-- PROBLEM DESCRIPTION --
Each entry below is to be transcribed exactly.

- - - -

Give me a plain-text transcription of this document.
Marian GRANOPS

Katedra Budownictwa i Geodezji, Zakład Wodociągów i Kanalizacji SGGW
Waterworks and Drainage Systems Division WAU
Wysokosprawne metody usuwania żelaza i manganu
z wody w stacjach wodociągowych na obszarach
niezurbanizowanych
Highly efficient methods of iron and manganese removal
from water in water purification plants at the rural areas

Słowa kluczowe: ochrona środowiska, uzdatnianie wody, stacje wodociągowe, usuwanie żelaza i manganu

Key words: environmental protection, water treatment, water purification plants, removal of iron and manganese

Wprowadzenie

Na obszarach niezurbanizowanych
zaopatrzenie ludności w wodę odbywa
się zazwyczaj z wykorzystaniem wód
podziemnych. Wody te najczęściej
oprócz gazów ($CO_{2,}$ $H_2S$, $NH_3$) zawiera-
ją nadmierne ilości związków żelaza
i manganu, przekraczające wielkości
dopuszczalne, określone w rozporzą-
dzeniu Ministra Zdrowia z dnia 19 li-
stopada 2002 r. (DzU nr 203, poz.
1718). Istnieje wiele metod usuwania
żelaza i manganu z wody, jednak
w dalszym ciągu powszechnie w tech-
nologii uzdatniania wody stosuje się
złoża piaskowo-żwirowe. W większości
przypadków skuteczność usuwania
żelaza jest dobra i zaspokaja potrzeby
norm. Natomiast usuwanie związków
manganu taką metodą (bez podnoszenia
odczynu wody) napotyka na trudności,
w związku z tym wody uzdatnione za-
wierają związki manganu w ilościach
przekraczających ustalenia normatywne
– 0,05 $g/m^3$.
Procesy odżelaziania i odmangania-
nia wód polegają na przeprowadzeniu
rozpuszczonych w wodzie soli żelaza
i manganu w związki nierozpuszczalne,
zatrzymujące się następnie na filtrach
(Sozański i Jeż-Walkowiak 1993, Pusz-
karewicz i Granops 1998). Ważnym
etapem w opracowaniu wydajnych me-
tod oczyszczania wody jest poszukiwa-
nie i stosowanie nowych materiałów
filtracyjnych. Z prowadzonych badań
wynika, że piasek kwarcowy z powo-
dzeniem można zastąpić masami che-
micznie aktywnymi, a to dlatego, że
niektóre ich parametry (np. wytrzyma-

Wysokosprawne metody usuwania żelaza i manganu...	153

- - - -

-- WRITTEN RESPONSE --
Give me a plain-text transcription of this document.
Marian GRANOPS

Katedra Budownictwa i Geodezji, Zakład Wodociągów i Kanalizacji SGGW
Waterworks and Drainage Systems Division WAU
Wysokosprawne metody usuwania żelaza i manganu
z wody w stacjach wodociągowych na obszarach
niezurbanizowanych
Highly efficient methods of iron and manganese removal
from water in water purification plants at the rural areas

Słowa kluczowe: ochrona środowiska, uzdatnianie wody, stacje wodociągowe, usuwanie żelaza i manganu

Key words: environmental protection, water treatment, water purification plants, removal of iron and manganese

Wprowadzenie

Na obszarach niezurbanizowanych
zaopatrzenie ludności w wodę odbywa
się zazwyczaj z wykorzystaniem wód
podziemnych. Wody te najczęściej
oprócz gazów ($CO_{2,}$ $H_2S$, $NH_3$) zawiera-
ją nadmierne ilości związków żelaza
i manganu, przekraczające wielkości
dopuszczalne, określone w rozporzą-
dzeniu Ministra Zdrowia z dnia 19 li-
stopada 2002 r. (DzU nr 203, poz.
1718). Istnieje wiele metod usuwania
żelaza i manganu z wody, jednak
w dalszym ciągu powszechnie w tech-
nologii uzdatniania wody stosuje się
złoża piaskowo-żwirowe. W większości
przypadków skuteczność usuwania
żelaza jest dobra i zaspokaja potrzeby
norm. Natomiast usuwanie związków
manganu taką metodą (bez podnoszenia
odczynu wody) napotyka na trudności,
w związku z tym wody uzdatnione za-
wierają związki manganu w ilościach
przekraczających ustalenia normatywne
– 0,05 $g/m^3$.
Procesy odżelaziania i odmangania-
nia wód polegają na przeprowadzeniu
rozpuszczonych w wodzie soli żelaza
i manganu w związki nierozpuszczalne,
zatrzymujące się następnie na filtrach
(Sozański i Jeż-Walkowiak 1993, Pusz-
karewicz i Granops 1998). Ważnym
etapem w opracowaniu wydajnych me-
tod oczyszczania wody jest poszukiwa-
nie i stosowanie nowych materiałów
filtracyjnych. Z prowadzonych badań
wynika, że piasek kwarcowy z powo-
dzeniem można zastąpić masami che-
micznie aktywnymi, a to dlatego, że
niektóre ich parametry (np. wytrzyma-

Wysokosprawne metody usuwania żelaza i manganu...	153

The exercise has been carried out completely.